## Request
All of the data needs to be repeated exactly.

## Available records
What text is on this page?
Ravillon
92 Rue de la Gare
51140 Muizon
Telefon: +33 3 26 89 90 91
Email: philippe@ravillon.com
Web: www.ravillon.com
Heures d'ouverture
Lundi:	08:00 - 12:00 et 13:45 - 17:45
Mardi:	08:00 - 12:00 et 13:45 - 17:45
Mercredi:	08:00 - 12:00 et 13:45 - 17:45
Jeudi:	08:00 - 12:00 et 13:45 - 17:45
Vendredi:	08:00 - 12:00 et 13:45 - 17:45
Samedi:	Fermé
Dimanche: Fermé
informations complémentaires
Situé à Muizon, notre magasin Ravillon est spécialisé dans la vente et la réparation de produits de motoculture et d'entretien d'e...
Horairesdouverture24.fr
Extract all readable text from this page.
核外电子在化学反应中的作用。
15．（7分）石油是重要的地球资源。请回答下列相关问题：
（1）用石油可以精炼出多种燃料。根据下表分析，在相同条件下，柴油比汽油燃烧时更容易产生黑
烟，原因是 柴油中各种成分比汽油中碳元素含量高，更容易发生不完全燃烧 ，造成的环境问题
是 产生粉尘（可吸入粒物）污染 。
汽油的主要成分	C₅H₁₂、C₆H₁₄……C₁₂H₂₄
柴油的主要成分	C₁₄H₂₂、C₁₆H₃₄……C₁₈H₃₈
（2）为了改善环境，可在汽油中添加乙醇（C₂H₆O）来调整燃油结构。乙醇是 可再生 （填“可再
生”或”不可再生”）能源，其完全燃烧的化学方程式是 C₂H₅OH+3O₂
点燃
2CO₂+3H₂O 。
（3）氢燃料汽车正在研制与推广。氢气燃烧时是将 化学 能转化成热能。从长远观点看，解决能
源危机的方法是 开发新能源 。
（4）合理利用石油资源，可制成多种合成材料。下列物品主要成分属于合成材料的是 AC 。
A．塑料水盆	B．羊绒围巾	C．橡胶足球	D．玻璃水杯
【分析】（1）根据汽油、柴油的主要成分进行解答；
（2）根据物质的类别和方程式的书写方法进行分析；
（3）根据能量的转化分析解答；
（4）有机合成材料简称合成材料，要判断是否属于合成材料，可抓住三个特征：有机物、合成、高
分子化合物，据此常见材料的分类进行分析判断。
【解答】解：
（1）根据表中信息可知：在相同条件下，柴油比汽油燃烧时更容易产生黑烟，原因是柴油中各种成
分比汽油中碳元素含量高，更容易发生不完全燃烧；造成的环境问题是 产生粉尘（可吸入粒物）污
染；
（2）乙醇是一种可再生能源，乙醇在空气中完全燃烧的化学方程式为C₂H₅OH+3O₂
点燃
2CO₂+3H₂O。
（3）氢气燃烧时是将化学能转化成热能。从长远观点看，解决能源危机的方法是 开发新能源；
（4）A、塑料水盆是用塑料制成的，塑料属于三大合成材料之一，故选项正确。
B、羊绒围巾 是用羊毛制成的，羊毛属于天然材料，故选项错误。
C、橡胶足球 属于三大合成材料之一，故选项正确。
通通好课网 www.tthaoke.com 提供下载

## Task output
What text is on this page?
Ravillon
92 Rue de la Gare
51140 Muizon
Telefon: +33 3 26 89 90 91
Email: philippe@ravillon.com
Web: www.ravillon.com
Heures d'ouverture
Lundi:	08:00 - 12:00 et 13:45 - 17:45
Mardi:	08:00 - 12:00 et 13:45 - 17:45
Mercredi:	08:00 - 12:00 et 13:45 - 17:45
Jeudi:	08:00 - 12:00 et 13:45 - 17:45
Vendredi:	08:00 - 12:00 et 13:45 - 17:45
Samedi:	Fermé
Dimanche: Fermé
informations complémentaires
Situé à Muizon, notre magasin Ravillon est spécialisé dans la vente et la réparation de produits de motoculture et d'entretien d'e...
Horairesdouverture24.fr
Extract all readable text from this page.
核外电子在化学反应中的作用。
15．（7分）石油是重要的地球资源。请回答下列相关问题：
（1）用石油可以精炼出多种燃料。根据下表分析，在相同条件下，柴油比汽油燃烧时更容易产生黑
烟，原因是 柴油中各种成分比汽油中碳元素含量高，更容易发生不完全燃烧 ，造成的环境问题
是 产生粉尘（可吸入粒物）污染 。
汽油的主要成分	C₅H₁₂、C₆H₁₄……C₁₂H₂₄
柴油的主要成分	C₁₄H₂₂、C₁₆H₃₄……C₁₈H₃₈
（2）为了改善环境，可在汽油中添加乙醇（C₂H₆O）来调整燃油结构。乙醇是 可再生 （填“可再
生”或”不可再生”）能源，其完全燃烧的化学方程式是 C₂H₅OH+3O₂
点燃
2CO₂+3H₂O 。
（3）氢燃料汽车正在研制与推广。氢气燃烧时是将 化学 能转化成热能。从长远观点看，解决能
源危机的方法是 开发新能源 。
（4）合理利用石油资源，可制成多种合成材料。下列物品主要成分属于合成材料的是 AC 。
A．塑料水盆	B．羊绒围巾	C．橡胶足球	D．玻璃水杯
【分析】（1）根据汽油、柴油的主要成分进行解答；
（2）根据物质的类别和方程式的书写方法进行分析；
（3）根据能量的转化分析解答；
（4）有机合成材料简称合成材料，要判断是否属于合成材料，可抓住三个特征：有机物、合成、高
分子化合物，据此常见材料的分类进行分析判断。
【解答】解：
（1）根据表中信息可知：在相同条件下，柴油比汽油燃烧时更容易产生黑烟，原因是柴油中各种成
分比汽油中碳元素含量高，更容易发生不完全燃烧；造成的环境问题是 产生粉尘（可吸入粒物）污
染；
（2）乙醇是一种可再生能源，乙醇在空气中完全燃烧的化学方程式为C₂H₅OH+3O₂
点燃
2CO₂+3H₂O。
（3）氢气燃烧时是将化学能转化成热能。从长远观点看，解决能源危机的方法是 开发新能源；
（4）A、塑料水盆是用塑料制成的，塑料属于三大合成材料之一，故选项正确。
B、羊绒围巾 是用羊毛制成的，羊毛属于天然材料，故选项错误。
C、橡胶足球 属于三大合成材料之一，故选项正确。
通通好课网 www.tthaoke.com 提供下载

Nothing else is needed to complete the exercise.